## Task instructions:
Your task is to extract every entry that follows word for word while excluding the pictures.

--- START OF Stored data ---

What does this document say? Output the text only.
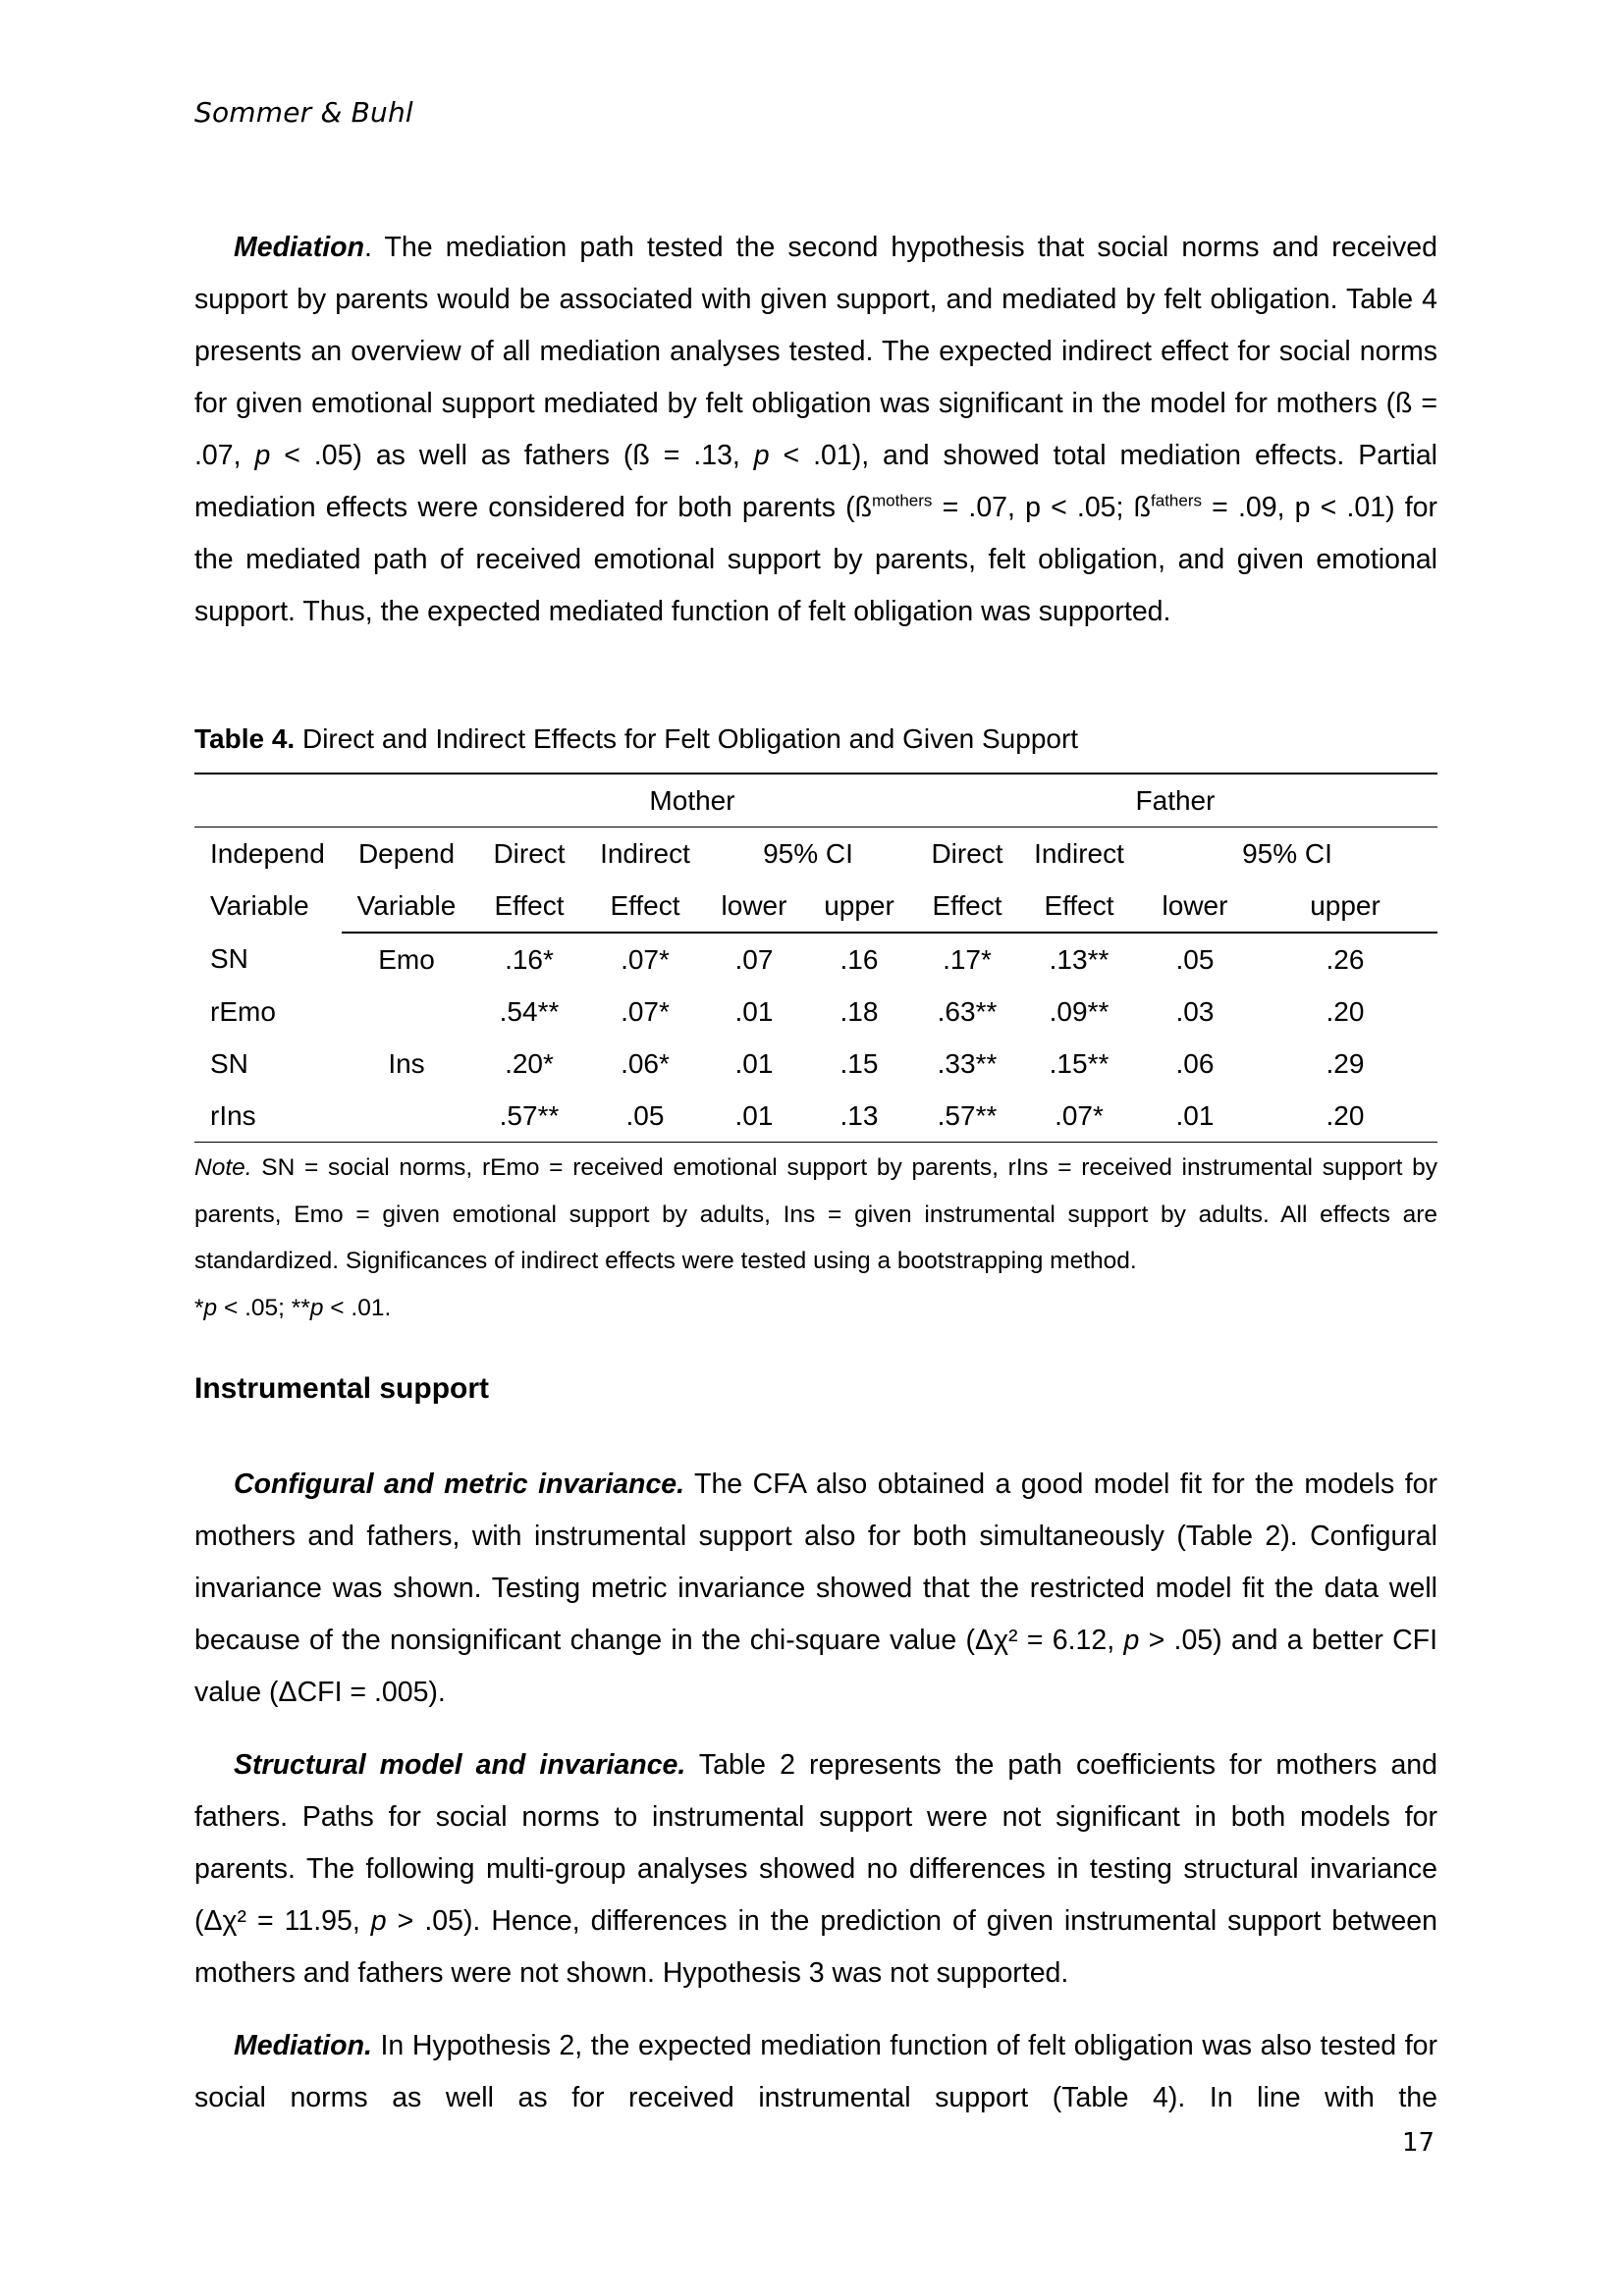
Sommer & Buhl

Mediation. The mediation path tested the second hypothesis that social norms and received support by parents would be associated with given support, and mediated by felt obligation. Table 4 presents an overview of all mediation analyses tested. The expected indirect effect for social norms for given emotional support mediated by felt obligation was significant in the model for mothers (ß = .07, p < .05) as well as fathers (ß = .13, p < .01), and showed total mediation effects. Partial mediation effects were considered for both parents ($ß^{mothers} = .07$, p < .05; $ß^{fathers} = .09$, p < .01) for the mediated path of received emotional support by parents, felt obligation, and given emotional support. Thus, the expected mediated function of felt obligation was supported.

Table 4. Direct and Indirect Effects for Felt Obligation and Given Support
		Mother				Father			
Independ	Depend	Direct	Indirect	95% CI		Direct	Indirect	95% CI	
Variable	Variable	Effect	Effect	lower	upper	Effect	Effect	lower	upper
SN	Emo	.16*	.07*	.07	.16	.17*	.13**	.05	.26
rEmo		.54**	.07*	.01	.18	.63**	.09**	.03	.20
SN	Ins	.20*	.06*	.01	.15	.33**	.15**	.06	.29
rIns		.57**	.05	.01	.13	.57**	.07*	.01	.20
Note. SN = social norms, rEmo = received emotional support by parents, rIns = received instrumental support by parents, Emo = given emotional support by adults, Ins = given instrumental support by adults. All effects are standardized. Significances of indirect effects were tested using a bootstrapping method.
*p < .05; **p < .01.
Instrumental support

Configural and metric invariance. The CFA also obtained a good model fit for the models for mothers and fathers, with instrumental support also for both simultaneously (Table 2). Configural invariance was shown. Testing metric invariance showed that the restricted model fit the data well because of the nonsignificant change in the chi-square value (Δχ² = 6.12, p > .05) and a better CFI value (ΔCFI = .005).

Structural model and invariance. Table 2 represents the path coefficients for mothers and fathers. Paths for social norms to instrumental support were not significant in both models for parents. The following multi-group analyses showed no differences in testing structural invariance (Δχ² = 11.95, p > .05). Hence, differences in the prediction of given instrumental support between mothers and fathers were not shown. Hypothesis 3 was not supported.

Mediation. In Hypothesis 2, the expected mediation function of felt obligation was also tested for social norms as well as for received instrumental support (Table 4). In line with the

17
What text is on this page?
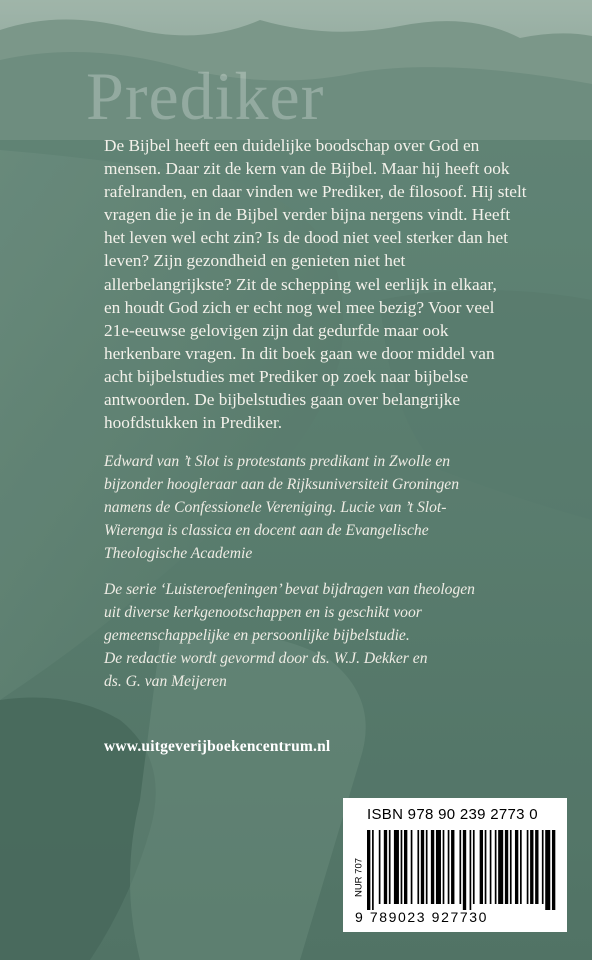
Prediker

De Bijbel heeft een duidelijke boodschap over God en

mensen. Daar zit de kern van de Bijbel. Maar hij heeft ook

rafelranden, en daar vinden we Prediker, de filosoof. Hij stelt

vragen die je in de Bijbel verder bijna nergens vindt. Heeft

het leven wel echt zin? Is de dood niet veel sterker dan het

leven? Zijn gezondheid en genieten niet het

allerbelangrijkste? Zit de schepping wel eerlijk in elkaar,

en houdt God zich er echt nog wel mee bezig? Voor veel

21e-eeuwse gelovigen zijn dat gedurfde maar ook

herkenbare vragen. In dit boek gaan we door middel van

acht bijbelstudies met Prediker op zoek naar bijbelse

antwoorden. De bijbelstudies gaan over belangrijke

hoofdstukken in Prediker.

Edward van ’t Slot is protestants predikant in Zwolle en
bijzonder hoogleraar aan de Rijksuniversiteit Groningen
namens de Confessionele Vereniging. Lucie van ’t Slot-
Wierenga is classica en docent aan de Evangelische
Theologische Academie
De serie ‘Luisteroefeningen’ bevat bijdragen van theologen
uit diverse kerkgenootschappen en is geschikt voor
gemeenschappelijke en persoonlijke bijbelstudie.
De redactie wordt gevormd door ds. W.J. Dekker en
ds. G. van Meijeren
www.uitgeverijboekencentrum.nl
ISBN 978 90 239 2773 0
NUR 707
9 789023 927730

--- END OF Stored data ---

## Finished answer:
What does this document say? Output the text only.
Sommer & Buhl

Mediation. The mediation path tested the second hypothesis that social norms and received support by parents would be associated with given support, and mediated by felt obligation. Table 4 presents an overview of all mediation analyses tested. The expected indirect effect for social norms for given emotional support mediated by felt obligation was significant in the model for mothers (ß = .07, p < .05) as well as fathers (ß = .13, p < .01), and showed total mediation effects. Partial mediation effects were considered for both parents ($ß^{mothers} = .07$, p < .05; $ß^{fathers} = .09$, p < .01) for the mediated path of received emotional support by parents, felt obligation, and given emotional support. Thus, the expected mediated function of felt obligation was supported.

Table 4. Direct and Indirect Effects for Felt Obligation and Given Support
		Mother				Father			
Independ	Depend	Direct	Indirect	95% CI		Direct	Indirect	95% CI	
Variable	Variable	Effect	Effect	lower	upper	Effect	Effect	lower	upper
SN	Emo	.16*	.07*	.07	.16	.17*	.13**	.05	.26
rEmo		.54**	.07*	.01	.18	.63**	.09**	.03	.20
SN	Ins	.20*	.06*	.01	.15	.33**	.15**	.06	.29
rIns		.57**	.05	.01	.13	.57**	.07*	.01	.20
Note. SN = social norms, rEmo = received emotional support by parents, rIns = received instrumental support by parents, Emo = given emotional support by adults, Ins = given instrumental support by adults. All effects are standardized. Significances of indirect effects were tested using a bootstrapping method.
*p < .05; **p < .01.
Instrumental support

Configural and metric invariance. The CFA also obtained a good model fit for the models for mothers and fathers, with instrumental support also for both simultaneously (Table 2). Configural invariance was shown. Testing metric invariance showed that the restricted model fit the data well because of the nonsignificant change in the chi-square value (Δχ² = 6.12, p > .05) and a better CFI value (ΔCFI = .005).

Structural model and invariance. Table 2 represents the path coefficients for mothers and fathers. Paths for social norms to instrumental support were not significant in both models for parents. The following multi-group analyses showed no differences in testing structural invariance (Δχ² = 11.95, p > .05). Hence, differences in the prediction of given instrumental support between mothers and fathers were not shown. Hypothesis 3 was not supported.

Mediation. In Hypothesis 2, the expected mediation function of felt obligation was also tested for social norms as well as for received instrumental support (Table 4). In line with the

17
What text is on this page?
Prediker

De Bijbel heeft een duidelijke boodschap over God en

mensen. Daar zit de kern van de Bijbel. Maar hij heeft ook

rafelranden, en daar vinden we Prediker, de filosoof. Hij stelt

vragen die je in de Bijbel verder bijna nergens vindt. Heeft

het leven wel echt zin? Is de dood niet veel sterker dan het

leven? Zijn gezondheid en genieten niet het

allerbelangrijkste? Zit de schepping wel eerlijk in elkaar,

en houdt God zich er echt nog wel mee bezig? Voor veel

21e-eeuwse gelovigen zijn dat gedurfde maar ook

herkenbare vragen. In dit boek gaan we door middel van

acht bijbelstudies met Prediker op zoek naar bijbelse

antwoorden. De bijbelstudies gaan over belangrijke

hoofdstukken in Prediker.

Edward van ’t Slot is protestants predikant in Zwolle en
bijzonder hoogleraar aan de Rijksuniversiteit Groningen
namens de Confessionele Vereniging. Lucie van ’t Slot-
Wierenga is classica en docent aan de Evangelische
Theologische Academie
De serie ‘Luisteroefeningen’ bevat bijdragen van theologen
uit diverse kerkgenootschappen en is geschikt voor
gemeenschappelijke en persoonlijke bijbelstudie.
De redactie wordt gevormd door ds. W.J. Dekker en
ds. G. van Meijeren
www.uitgeverijboekencentrum.nl
ISBN 978 90 239 2773 0
NUR 707
9 789023 927730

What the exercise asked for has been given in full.